Dataset extract —

[start]

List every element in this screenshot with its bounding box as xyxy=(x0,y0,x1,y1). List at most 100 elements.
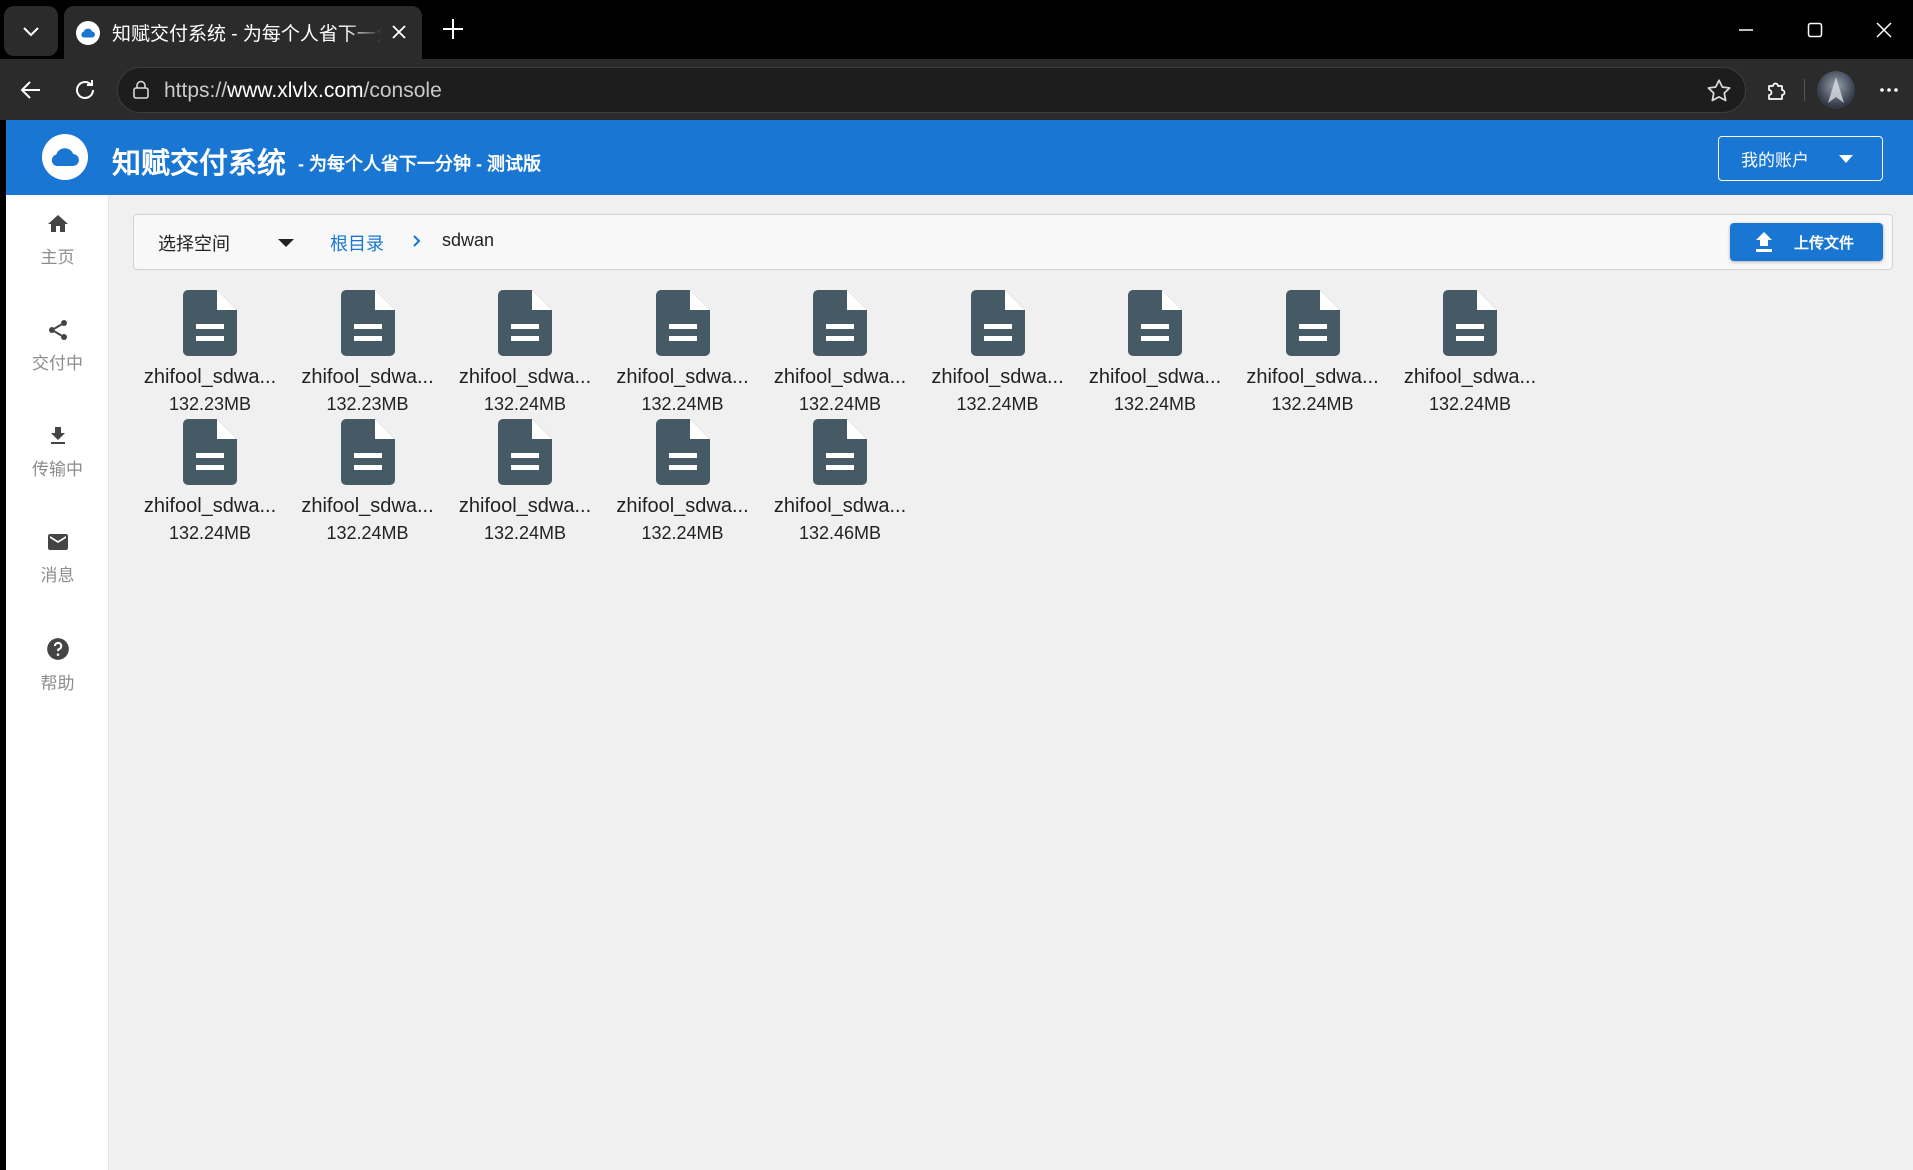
sidebar-item-messages[interactable]: 消息 xyxy=(6,518,109,598)
file-document-icon xyxy=(655,419,710,485)
new-tab-button[interactable] xyxy=(436,12,470,46)
browser-toolbar: https://www.xlvlx.com/console xyxy=(0,59,1913,120)
cloud-logo-icon[interactable] xyxy=(42,134,88,180)
sidebar-item-label: 消息 xyxy=(40,566,75,585)
file-document-icon xyxy=(1128,290,1182,356)
file-name: zhifool_sdwa... xyxy=(1403,366,1537,388)
url-path: /console xyxy=(363,79,442,102)
file-document-icon xyxy=(183,419,237,485)
breadcrumb-current: sdwan xyxy=(442,230,495,250)
share-icon xyxy=(48,320,67,340)
profile-avatar[interactable] xyxy=(1817,71,1855,109)
tab-close-icon[interactable] xyxy=(386,19,412,45)
file-item[interactable]: zhifool_sdwa... 132.24MB xyxy=(604,419,762,569)
path-toolbar: 选择空间 根目录 sdwan 上传文件 xyxy=(133,214,1893,270)
file-size: 132.24MB xyxy=(641,394,724,414)
cloud-favicon-icon xyxy=(76,20,100,45)
file-name: zhifool_sdwa... xyxy=(143,366,277,388)
back-button[interactable] xyxy=(10,69,52,111)
window-close-button[interactable] xyxy=(1859,8,1909,52)
file-item[interactable]: zhifool_sdwa... 132.24MB xyxy=(1076,290,1234,440)
file-size: 132.24MB xyxy=(1113,394,1197,414)
caret-down-icon[interactable] xyxy=(278,239,294,247)
lock-icon[interactable] xyxy=(130,79,152,106)
file-name: zhifool_sdwa... xyxy=(301,366,434,388)
sidebar-item-help[interactable]: 帮助 xyxy=(6,624,109,704)
file-size: 132.24MB xyxy=(1271,394,1354,414)
file-item[interactable]: zhifool_sdwa... 132.24MB xyxy=(289,419,447,569)
file-item[interactable]: zhifool_sdwa... 132.23MB xyxy=(131,290,289,440)
sidebar-item-label: 主页 xyxy=(40,248,75,267)
file-size: 132.24MB xyxy=(483,394,567,414)
file-document-icon xyxy=(813,419,867,485)
file-item[interactable]: zhifool_sdwa... 132.24MB xyxy=(1391,290,1549,440)
window-maximize-button[interactable] xyxy=(1790,8,1840,52)
file-name: zhifool_sdwa... xyxy=(458,366,592,388)
file-item[interactable]: zhifool_sdwa... 132.24MB xyxy=(446,290,604,440)
select-space-dropdown[interactable]: 选择空间 xyxy=(158,230,230,256)
file-document-icon xyxy=(340,419,395,485)
file-size: 132.24MB xyxy=(483,523,567,543)
file-size: 132.24MB xyxy=(798,394,882,414)
file-document-icon xyxy=(340,290,395,356)
reload-button[interactable] xyxy=(64,69,106,111)
app-brand-title[interactable]: 知赋交付系统 xyxy=(112,140,286,182)
browser-menu-button[interactable] xyxy=(1868,69,1910,111)
file-document-icon xyxy=(498,419,552,485)
file-item[interactable]: zhifool_sdwa... 132.24MB xyxy=(131,419,289,569)
file-size: 132.24MB xyxy=(326,523,409,543)
chevron-down-icon xyxy=(23,27,39,37)
file-name: zhifool_sdwa... xyxy=(1246,366,1379,388)
upload-file-label: 上传文件 xyxy=(1794,234,1855,252)
browser-tab-active[interactable]: 知赋交付系统 - 为每个人省下一分钟 - 测试版 xyxy=(64,6,422,59)
sidebar-item-transferring[interactable]: 传输中 xyxy=(6,412,109,492)
maximize-icon xyxy=(1807,22,1823,38)
file-item[interactable]: zhifool_sdwa... 132.24MB xyxy=(919,290,1077,440)
file-name: zhifool_sdwa... xyxy=(143,495,277,517)
file-size: 132.23MB xyxy=(168,394,252,414)
url-host: www.xlvlx.com xyxy=(227,79,364,102)
file-size: 132.46MB xyxy=(798,523,882,543)
file-name: zhifool_sdwa... xyxy=(458,495,592,517)
toolbar-divider xyxy=(1804,79,1805,101)
file-name: zhifool_sdwa... xyxy=(616,366,749,388)
file-document-icon xyxy=(813,290,867,356)
file-item[interactable]: zhifool_sdwa... 132.24MB xyxy=(761,290,919,440)
breadcrumb-root-link[interactable]: 根目录 xyxy=(330,230,384,256)
caret-down-icon xyxy=(1839,155,1853,163)
upload-file-button[interactable]: 上传文件 xyxy=(1730,223,1883,261)
file-size: 132.24MB xyxy=(168,523,252,543)
browser-tab-bar: 知赋交付系统 - 为每个人省下一分钟 - 测试版 xyxy=(0,0,1913,59)
extensions-button[interactable] xyxy=(1756,69,1798,111)
browser-tab-title: 知赋交付系统 - 为每个人省下一分钟 - 测试版 xyxy=(112,24,382,45)
favorite-star-icon[interactable] xyxy=(1705,77,1733,105)
sidebar: 主页 交付中 传输中 消息 帮助 xyxy=(6,195,109,1170)
file-item[interactable]: zhifool_sdwa... 132.23MB xyxy=(289,290,447,440)
file-name: zhifool_sdwa... xyxy=(773,366,907,388)
address-bar[interactable]: https://www.xlvlx.com/console xyxy=(117,67,1746,113)
mail-icon xyxy=(47,534,68,550)
sidebar-item-home[interactable]: 主页 xyxy=(6,200,109,280)
tab-actions-menu-button[interactable] xyxy=(4,6,58,56)
file-name: zhifool_sdwa... xyxy=(1088,366,1222,388)
plus-icon xyxy=(443,19,463,39)
file-name: zhifool_sdwa... xyxy=(931,366,1064,388)
puzzle-icon xyxy=(1768,82,1786,100)
page-viewport: 知赋交付系统 - 为每个人省下一分钟 - 测试版 我的账户 主页 交付中 传输中… xyxy=(6,120,1913,1170)
app-brand-subtitle: - 为每个人省下一分钟 - 测试版 xyxy=(298,154,541,174)
file-size: 132.24MB xyxy=(956,394,1039,414)
file-document-icon xyxy=(1443,290,1497,356)
my-account-button[interactable]: 我的账户 xyxy=(1718,136,1883,181)
file-item[interactable]: zhifool_sdwa... 132.24MB xyxy=(604,290,762,440)
sidebar-item-label: 传输中 xyxy=(32,460,83,479)
file-item[interactable]: zhifool_sdwa... 132.24MB xyxy=(446,419,604,569)
file-item[interactable]: zhifool_sdwa... 132.24MB xyxy=(1234,290,1392,440)
file-size: 132.24MB xyxy=(1428,394,1512,414)
sidebar-item-delivering[interactable]: 交付中 xyxy=(6,306,109,386)
home-icon xyxy=(47,215,68,232)
window-minimize-button[interactable] xyxy=(1721,8,1771,52)
file-size: 132.24MB xyxy=(641,523,724,543)
file-item[interactable]: zhifool_sdwa... 132.46MB xyxy=(761,419,919,569)
file-document-icon xyxy=(970,290,1025,356)
app-header: 知赋交付系统 - 为每个人省下一分钟 - 测试版 我的账户 xyxy=(6,120,1913,195)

[end]

Exercise aim —
Reproduce all the records above, replacing "file-document-icon" with "doc-icon" everywhere it appears and changing nothing else. Omit the pictures.

Task solution —
List every element in this screenshot with its bounding box as xyxy=(x0,y0,x1,y1). List at most 100 elements.
sidebar-item-messages[interactable]: 消息 xyxy=(6,518,109,598)
doc-icon xyxy=(655,419,710,485)
new-tab-button[interactable] xyxy=(436,12,470,46)
browser-toolbar: https://www.xlvlx.com/console xyxy=(0,59,1913,120)
cloud-logo-icon[interactable] xyxy=(42,134,88,180)
sidebar-item-label: 消息 xyxy=(40,566,75,585)
doc-icon xyxy=(1128,290,1182,356)
file-name: zhifool_sdwa... xyxy=(1403,366,1537,388)
url-path: /console xyxy=(363,79,442,102)
doc-icon xyxy=(183,419,237,485)
breadcrumb-current: sdwan xyxy=(442,230,495,250)
share-icon xyxy=(48,320,67,340)
profile-avatar[interactable] xyxy=(1817,71,1855,109)
tab-close-icon[interactable] xyxy=(386,19,412,45)
file-item[interactable]: zhifool_sdwa... 132.24MB xyxy=(604,419,762,569)
path-toolbar: 选择空间 根目录 sdwan 上传文件 xyxy=(133,214,1893,270)
file-size: 132.24MB xyxy=(641,394,724,414)
cloud-favicon-icon xyxy=(76,20,100,45)
file-name: zhifool_sdwa... xyxy=(143,366,277,388)
back-button[interactable] xyxy=(10,69,52,111)
window-close-button[interactable] xyxy=(1859,8,1909,52)
file-item[interactable]: zhifool_sdwa... 132.24MB xyxy=(1076,290,1234,440)
file-size: 132.24MB xyxy=(1113,394,1197,414)
caret-down-icon[interactable] xyxy=(278,239,294,247)
lock-icon[interactable] xyxy=(130,79,152,106)
file-name: zhifool_sdwa... xyxy=(301,366,434,388)
sidebar-item-help[interactable]: 帮助 xyxy=(6,624,109,704)
file-size: 132.24MB xyxy=(1271,394,1354,414)
file-item[interactable]: zhifool_sdwa... 132.24MB xyxy=(289,419,447,569)
file-item[interactable]: zhifool_sdwa... 132.23MB xyxy=(131,290,289,440)
sidebar-item-label: 主页 xyxy=(40,248,75,267)
file-size: 132.24MB xyxy=(483,394,567,414)
doc-icon xyxy=(813,419,867,485)
file-item[interactable]: zhifool_sdwa... 132.24MB xyxy=(1391,290,1549,440)
window-maximize-button[interactable] xyxy=(1790,8,1840,52)
file-name: zhifool_sdwa... xyxy=(458,366,592,388)
file-item[interactable]: zhifool_sdwa... 132.24MB xyxy=(446,290,604,440)
select-space-dropdown[interactable]: 选择空间 xyxy=(158,230,230,256)
doc-icon xyxy=(340,419,395,485)
file-size: 132.24MB xyxy=(483,523,567,543)
file-size: 132.24MB xyxy=(798,394,882,414)
doc-icon xyxy=(340,290,395,356)
reload-button[interactable] xyxy=(64,69,106,111)
app-brand-title[interactable]: 知赋交付系统 xyxy=(112,140,286,182)
browser-menu-button[interactable] xyxy=(1868,69,1910,111)
doc-icon xyxy=(498,419,552,485)
file-item[interactable]: zhifool_sdwa... 132.24MB xyxy=(131,419,289,569)
file-size: 132.24MB xyxy=(326,523,409,543)
chevron-down-icon xyxy=(23,27,39,37)
file-name: zhifool_sdwa... xyxy=(1246,366,1379,388)
upload-file-label: 上传文件 xyxy=(1794,234,1855,252)
browser-tab-active[interactable]: 知赋交付系统 - 为每个人省下一分钟 - 测试版 xyxy=(64,6,422,59)
sidebar-item-transferring[interactable]: 传输中 xyxy=(6,412,109,492)
maximize-icon xyxy=(1807,22,1823,38)
file-item[interactable]: zhifool_sdwa... 132.24MB xyxy=(919,290,1077,440)
file-name: zhifool_sdwa... xyxy=(143,495,277,517)
file-size: 132.23MB xyxy=(168,394,252,414)
url-host: www.xlvlx.com xyxy=(227,79,364,102)
file-size: 132.46MB xyxy=(798,523,882,543)
file-name: zhifool_sdwa... xyxy=(458,495,592,517)
toolbar-divider xyxy=(1804,79,1805,101)
file-name: zhifool_sdwa... xyxy=(616,366,749,388)
doc-icon xyxy=(813,290,867,356)
file-item[interactable]: zhifool_sdwa... 132.24MB xyxy=(761,290,919,440)
breadcrumb-root-link[interactable]: 根目录 xyxy=(330,230,384,256)
caret-down-icon xyxy=(1839,155,1853,163)
upload-file-button[interactable]: 上传文件 xyxy=(1730,223,1883,261)
file-size: 132.24MB xyxy=(168,523,252,543)
browser-tab-bar: 知赋交付系统 - 为每个人省下一分钟 - 测试版 xyxy=(0,0,1913,59)
extensions-button[interactable] xyxy=(1756,69,1798,111)
browser-tab-title: 知赋交付系统 - 为每个人省下一分钟 - 测试版 xyxy=(112,24,382,45)
favorite-star-icon[interactable] xyxy=(1705,77,1733,105)
sidebar: 主页 交付中 传输中 消息 帮助 xyxy=(6,195,109,1170)
file-item[interactable]: zhifool_sdwa... 132.23MB xyxy=(289,290,447,440)
file-name: zhifool_sdwa... xyxy=(773,366,907,388)
address-bar[interactable]: https://www.xlvlx.com/console xyxy=(117,67,1746,113)
mail-icon xyxy=(47,534,68,550)
sidebar-item-home[interactable]: 主页 xyxy=(6,200,109,280)
tab-actions-menu-button[interactable] xyxy=(4,6,58,56)
file-name: zhifool_sdwa... xyxy=(1088,366,1222,388)
plus-icon xyxy=(443,19,463,39)
file-name: zhifool_sdwa... xyxy=(931,366,1064,388)
puzzle-icon xyxy=(1768,82,1786,100)
page-viewport: 知赋交付系统 - 为每个人省下一分钟 - 测试版 我的账户 主页 交付中 传输中… xyxy=(6,120,1913,1170)
app-brand-subtitle: - 为每个人省下一分钟 - 测试版 xyxy=(298,154,541,174)
file-size: 132.24MB xyxy=(956,394,1039,414)
doc-icon xyxy=(1443,290,1497,356)
my-account-button[interactable]: 我的账户 xyxy=(1718,136,1883,181)
file-item[interactable]: zhifool_sdwa... 132.24MB xyxy=(604,290,762,440)
sidebar-item-label: 传输中 xyxy=(32,460,83,479)
file-item[interactable]: zhifool_sdwa... 132.24MB xyxy=(446,419,604,569)
file-item[interactable]: zhifool_sdwa... 132.24MB xyxy=(1234,290,1392,440)
file-size: 132.24MB xyxy=(1428,394,1512,414)
sidebar-item-delivering[interactable]: 交付中 xyxy=(6,306,109,386)
home-icon xyxy=(47,215,68,232)
window-minimize-button[interactable] xyxy=(1721,8,1771,52)
file-size: 132.24MB xyxy=(641,523,724,543)
file-item[interactable]: zhifool_sdwa... 132.46MB xyxy=(761,419,919,569)
doc-icon xyxy=(970,290,1025,356)
app-header: 知赋交付系统 - 为每个人省下一分钟 - 测试版 我的账户 xyxy=(6,120,1913,195)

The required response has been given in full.